Texte fourni:
La qualité d'une monnaie se mesurera, dès lors, à l'aune de son aptitude à
conserver sa valeur d'une période à l'autre et de sa capacité à inspirer
confiance à ses utilisateurs. Ce minimum de cohésion sociale et de
confiance, qui est au fondement même de toute monnaie, émane soit d'un
acte de foi (acceptation générale du numéraire par la communauté), soit
d'un édit des autorités qui l'établit comme cours légal dans un territoire
donné.
Dans le premier cas, la monnaie peut provenir soit d'une coutume
immémoriale, soit d'une convention émergeante ou librement négociée, ou
encore être le résultat d'une concurrence entre monnaies privées où une a
fini par s’imposer dans un vaste réseau d’échange.
Dans le second cas, la monnaie est la production d'un monopole d'État qui
impose le médium d'échange et tente de le contrôler. La puissance publique
tire profit de cette situation à divers échelons : la monnaie sert, à la fois, de
source d'unité symbolique du pays, de source de revenu pour l'État et de
moyen d'indépendance politique, le pays ayant sa propre devise.

Matériau:
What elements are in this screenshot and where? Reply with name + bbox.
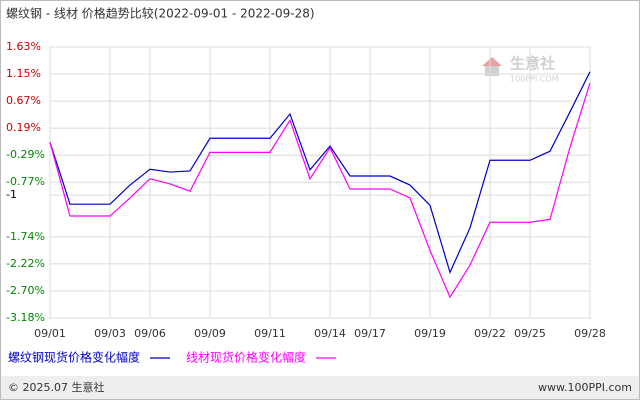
y-tick-label: -2.70% xyxy=(6,284,45,297)
y-tick-label: 1.15% xyxy=(6,67,41,80)
x-tick-label: 09/19 xyxy=(414,327,446,340)
y-tick-label: 1.63% xyxy=(6,40,41,53)
footer-left: © 2025.07 生意社 xyxy=(8,380,104,394)
x-tick-label: 09/22 xyxy=(474,327,506,340)
y-tick-label: -0.29% xyxy=(6,148,45,161)
x-tick-label: 09/03 xyxy=(94,327,126,340)
y-tick-label: -0.77% xyxy=(6,175,45,188)
watermark-logo xyxy=(485,66,499,76)
y-tick-label: -1.74% xyxy=(6,230,45,243)
watermark-logo xyxy=(482,57,502,66)
x-tick-label: 09/09 xyxy=(194,327,226,340)
x-tick-label: 09/01 xyxy=(34,327,66,340)
x-tick-label: 09/11 xyxy=(254,327,286,340)
watermark: 生意社 100PPI.COM xyxy=(482,55,559,84)
watermark-sub: 100PPI.COM xyxy=(510,75,559,84)
x-tick-label: 09/17 xyxy=(354,327,386,340)
x-tick-label: 09/14 xyxy=(314,327,346,340)
y-tick-label: -3.18% xyxy=(6,311,45,324)
x-tick-label: 09/06 xyxy=(134,327,166,340)
series-line xyxy=(49,82,591,299)
x-tick-label: 09/25 xyxy=(514,327,546,340)
legend-label: 螺纹钢现货价格变化幅度 xyxy=(8,350,140,365)
y-tick-label: 0.19% xyxy=(6,121,41,134)
y-tick-label: -2.22% xyxy=(6,257,45,270)
y-tick-label: 0.67% xyxy=(6,94,41,107)
y-tick-label: -1 xyxy=(6,188,17,201)
chart-title: 螺纹钢 - 线材 价格趋势比较(2022-09-01 - 2022-09-28) xyxy=(6,6,315,21)
series-line xyxy=(49,71,591,275)
footer-bar xyxy=(1,376,639,399)
x-tick-label: 09/28 xyxy=(574,327,606,340)
legend-label: 线材现货价格变化幅度 xyxy=(186,350,306,365)
footer-right: www.100PPI.com xyxy=(538,381,632,394)
watermark-text: 生意社 xyxy=(510,55,555,73)
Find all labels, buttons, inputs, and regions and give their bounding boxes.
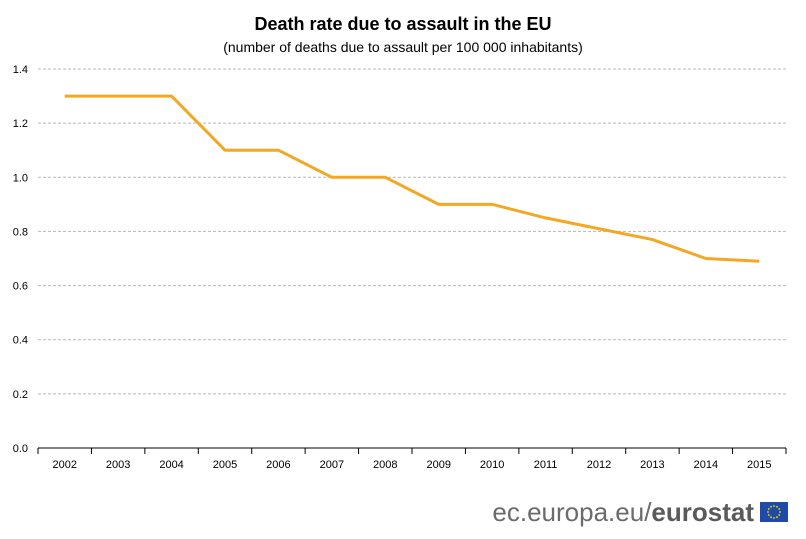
x-tick-label: 2011	[534, 459, 558, 471]
x-tick-label: 2002	[52, 459, 76, 471]
grid-lines	[38, 68, 786, 395]
flag-star	[773, 505, 775, 507]
y-axis-ticks: 0.0 0.2 0.4 0.6 0.8 1.0 1.2 1.4	[13, 64, 28, 455]
flag-star	[778, 508, 781, 510]
flag-star	[773, 517, 775, 519]
footer-credit: ec.europa.eu/ eurostat	[492, 497, 788, 527]
x-tick-label: 2009	[426, 459, 450, 471]
y-tick-label: 1.0	[13, 172, 28, 184]
flag-star	[770, 505, 772, 508]
x-tick-label: 2014	[694, 459, 718, 471]
flag-star	[776, 516, 778, 519]
y-tick-label: 1.4	[13, 64, 28, 76]
flag-star	[770, 516, 772, 519]
x-tick-label: 2010	[480, 459, 504, 471]
x-tick-label: 2015	[747, 459, 771, 471]
series-line	[64, 94, 760, 263]
chart-subtitle: (number of deaths due to assault per 100…	[223, 39, 583, 55]
x-tick-label: 2003	[106, 459, 130, 471]
x-tick-label: 2007	[320, 459, 344, 471]
x-tick-label: 2012	[587, 459, 611, 471]
x-tick-label: 2004	[159, 459, 183, 471]
x-tick-label: 2008	[373, 459, 397, 471]
x-axis: 2002 2003 2004 2005 2006 2007 2008 2009 2010 2011…	[37, 447, 787, 471]
y-tick-label: 1.2	[13, 118, 28, 130]
y-tick-label: 0.8	[13, 226, 28, 238]
flag-star	[767, 514, 770, 516]
y-tick-label: 0.0	[13, 443, 28, 455]
flag-star	[778, 514, 781, 516]
flag-star	[776, 505, 778, 508]
x-tick-label: 2005	[213, 459, 237, 471]
footer-url: ec.europa.eu/	[492, 496, 652, 527]
flag-star	[767, 508, 770, 510]
chart-title: Death rate due to assault in the EU	[254, 14, 552, 34]
y-tick-label: 0.4	[13, 335, 28, 347]
x-tick-label: 2006	[266, 459, 290, 471]
x-tick-label: 2013	[640, 459, 664, 471]
flag-star	[767, 511, 769, 513]
series-layer	[64, 94, 760, 263]
flag-star	[779, 511, 781, 513]
eu-flag-icon	[760, 502, 788, 522]
footer-brand: eurostat	[651, 496, 754, 527]
y-tick-label: 0.2	[13, 389, 28, 401]
y-tick-label: 0.6	[13, 281, 28, 293]
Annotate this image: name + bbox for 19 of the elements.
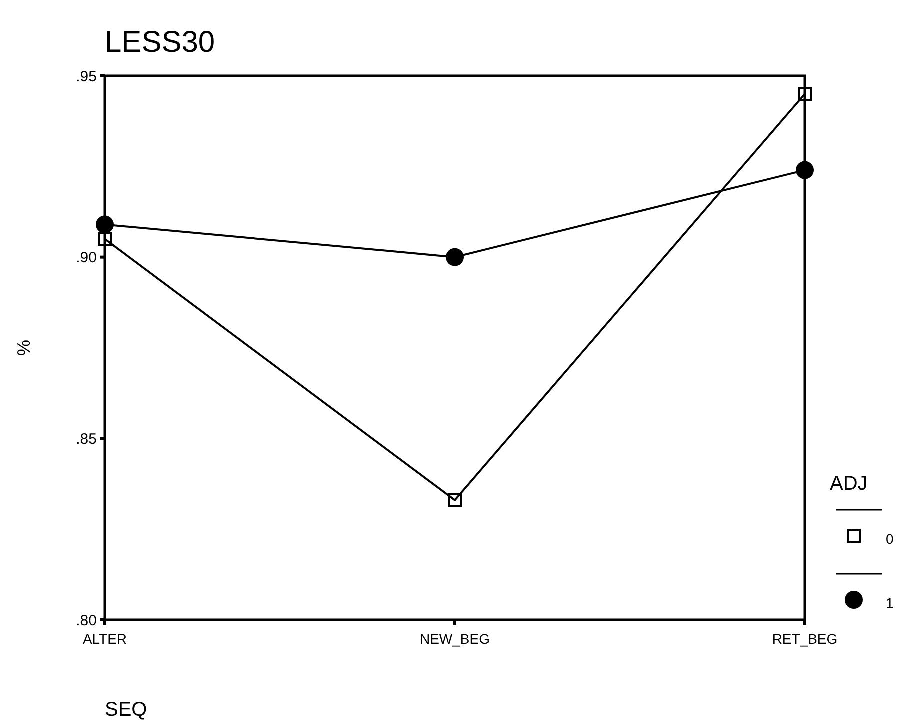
y-tick-label: .90 bbox=[76, 250, 97, 267]
point bbox=[448, 493, 462, 508]
legend-label: 1 bbox=[886, 595, 894, 611]
y-tick-label: .80 bbox=[76, 612, 97, 630]
point bbox=[796, 161, 814, 180]
x-tick-label: ALTER bbox=[82, 631, 128, 647]
y-tick-label: .85 bbox=[76, 430, 97, 448]
x-tick-label: RET_BEG bbox=[772, 631, 838, 647]
legend-title: ADJ bbox=[830, 473, 868, 495]
point bbox=[98, 232, 112, 246]
legend-label: 0 bbox=[886, 531, 894, 547]
y-axis-title: % bbox=[14, 340, 34, 356]
point bbox=[446, 248, 464, 266]
point bbox=[798, 87, 812, 102]
x-axis-title: SEQ bbox=[105, 699, 148, 721]
point bbox=[96, 216, 114, 234]
y-tick-label: .95 bbox=[76, 68, 97, 86]
x-tick-label: NEW_BEG bbox=[420, 631, 490, 647]
chart-title: LESS30 bbox=[105, 26, 216, 59]
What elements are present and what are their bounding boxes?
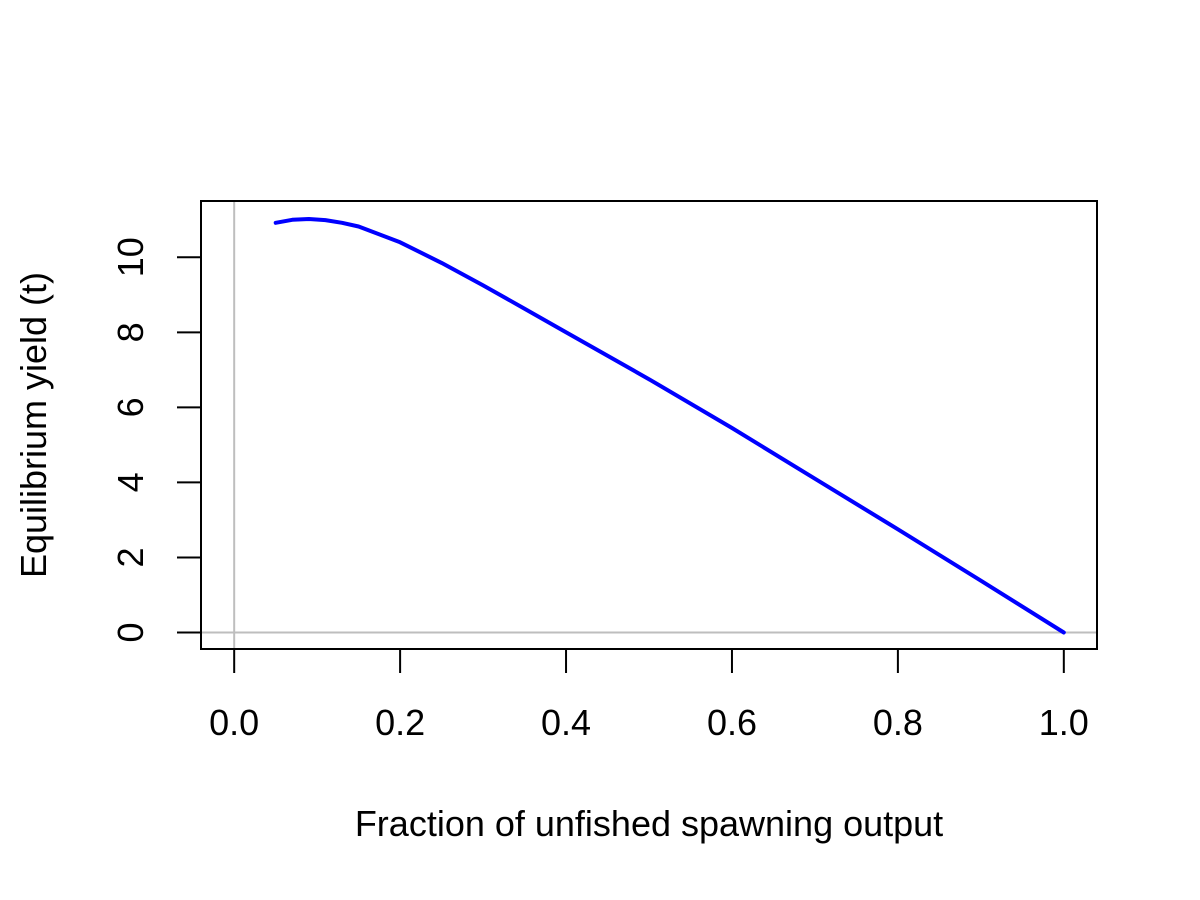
y-tick-label: 8 [110, 322, 151, 342]
x-tick-label: 0.4 [541, 702, 591, 743]
y-tick-label: 2 [110, 547, 151, 567]
x-tick-label: 0.0 [209, 702, 259, 743]
x-axis: 0.0 0.2 0.4 0.6 0.8 1.0 [209, 649, 1089, 743]
y-axis-title: Equilibrium yield (t) [13, 272, 54, 578]
y-tick-label: 6 [110, 397, 151, 417]
x-tick-label: 0.6 [707, 702, 757, 743]
y-axis: 0 2 4 6 8 10 [110, 237, 201, 643]
y-tick-label: 0 [110, 622, 151, 642]
x-axis-title: Fraction of unfished spawning output [355, 803, 943, 844]
x-tick-label: 0.2 [375, 702, 425, 743]
x-tick-label: 1.0 [1039, 702, 1089, 743]
x-tick-label: 0.8 [873, 702, 923, 743]
y-tick-label: 4 [110, 472, 151, 492]
y-tick-label: 10 [110, 237, 151, 277]
series-line-1 [273, 217, 1066, 635]
series-layer [273, 217, 1066, 635]
reference-lines [201, 201, 1097, 649]
plot-frame [200, 200, 1098, 650]
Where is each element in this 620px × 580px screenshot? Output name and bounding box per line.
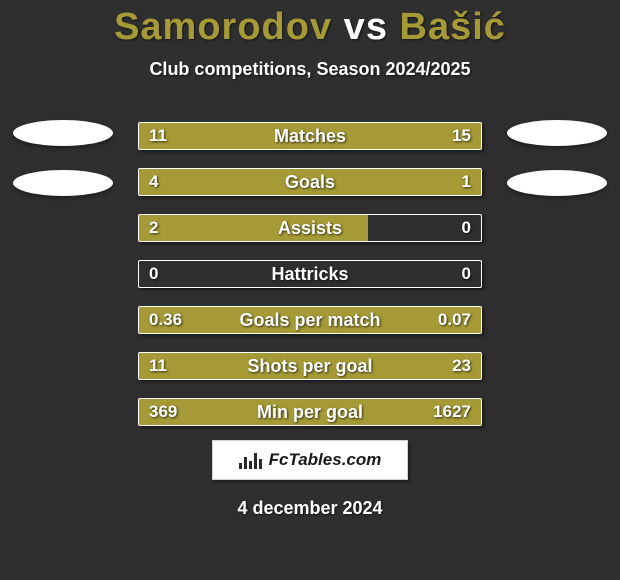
player2-name: Bašić bbox=[400, 6, 506, 48]
stat-row: Min per goal3691627 bbox=[138, 398, 482, 426]
club-logo-placeholder bbox=[13, 120, 113, 146]
stat-row: Goals per match0.360.07 bbox=[138, 306, 482, 334]
stat-value-left: 0.36 bbox=[149, 307, 182, 333]
stat-fill-right bbox=[248, 353, 481, 379]
vs-text: vs bbox=[332, 6, 399, 48]
stat-fill-left bbox=[139, 169, 413, 195]
stat-value-left: 2 bbox=[149, 215, 158, 241]
stat-label: Hattricks bbox=[139, 261, 481, 287]
stat-value-left: 0 bbox=[149, 261, 158, 287]
subtitle: Club competitions, Season 2024/2025 bbox=[0, 59, 620, 80]
page-title: Samorodov vs Bašić bbox=[0, 0, 620, 49]
stat-row: Assists20 bbox=[138, 214, 482, 242]
club-logo-placeholder bbox=[13, 170, 113, 196]
stat-value-right: 23 bbox=[452, 353, 471, 379]
stat-value-left: 11 bbox=[149, 353, 167, 379]
stat-row: Matches1115 bbox=[138, 122, 482, 150]
player1-logos bbox=[8, 120, 118, 196]
stat-value-right: 1627 bbox=[433, 399, 471, 425]
stat-value-left: 11 bbox=[149, 123, 167, 149]
stat-value-right: 0.07 bbox=[438, 307, 471, 333]
stat-value-left: 369 bbox=[149, 399, 177, 425]
stat-value-right: 15 bbox=[452, 123, 471, 149]
player2-logos bbox=[502, 120, 612, 196]
stat-row: Hattricks0 0 bbox=[138, 260, 482, 288]
comparison-card: Samorodov vs Bašić Club competitions, Se… bbox=[0, 0, 620, 580]
footer-date: 4 december 2024 bbox=[0, 498, 620, 519]
player1-name: Samorodov bbox=[114, 6, 332, 48]
stat-fill-left bbox=[139, 215, 368, 241]
stat-value-left: 4 bbox=[149, 169, 158, 195]
brand-badge[interactable]: FcTables.com bbox=[212, 440, 408, 480]
club-logo-placeholder bbox=[507, 120, 607, 146]
bars-icon bbox=[239, 451, 263, 469]
brand-text: FcTables.com bbox=[269, 450, 382, 470]
stat-value-right: 0 bbox=[462, 261, 471, 287]
stat-value-right: 0 bbox=[462, 215, 471, 241]
stat-row: Shots per goal1123 bbox=[138, 352, 482, 380]
stat-row: Goals41 bbox=[138, 168, 482, 196]
stat-value-right: 1 bbox=[462, 169, 471, 195]
stats-bars: Matches1115Goals41Assists20Hattricks00Go… bbox=[138, 122, 482, 426]
club-logo-placeholder bbox=[507, 170, 607, 196]
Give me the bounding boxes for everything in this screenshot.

Travail à réaliser:
[1] Citez le passage du texte sur la monnaie qui commence à « Dans le premier » et s'achève à « vaste réseau d’échange. ».
[2] Prolongez le texte sur la monnaie à la suite de sa dernière phrase.

Résultats obtenus:
[1]
Dans le premier cas, la monnaie peut provenir soit d'une coutume
immémoriale, soit d'une convention émergeante ou librement négociée, ou
encore être le résultat d'une concurrence entre monnaies privées où une a
fini par s’imposer dans un vaste réseau d’échange.

[2]
Georges Simmel met pour sa part en avant que si la monnaie ne doit rien
dans sa genèse, à l’Etat, un fonctionnement viable ne peut cependant être
garanti par celui-ci. C’est dans cette filiation que se situe l’approche
étatique de Knapp (1973)3 à laquelle fait référence J.M. Keynes dans le
« treatise on money ». Cette approche peut être résumée ainsi : « la monnaie
est une créature de la loi », c’est-à-dire du droit. En fait, selon Knapp, l’État
sélectionne et impose une forme-monnaie en choisissant une certaine unité
et en lui donnant une validité sur un territoire qui correspond à son espace
national. Ainsi, l’acceptation inconditionnelle de la monnaie par les individus
est garantie par l’État.
Il s’agit de dire que c'est l'autorité politique représentative qui, dans un
espace national donné, fait battre monnaie et lui donne cours légal, un
principe repris, après bien des vicissitudes, du droit romain.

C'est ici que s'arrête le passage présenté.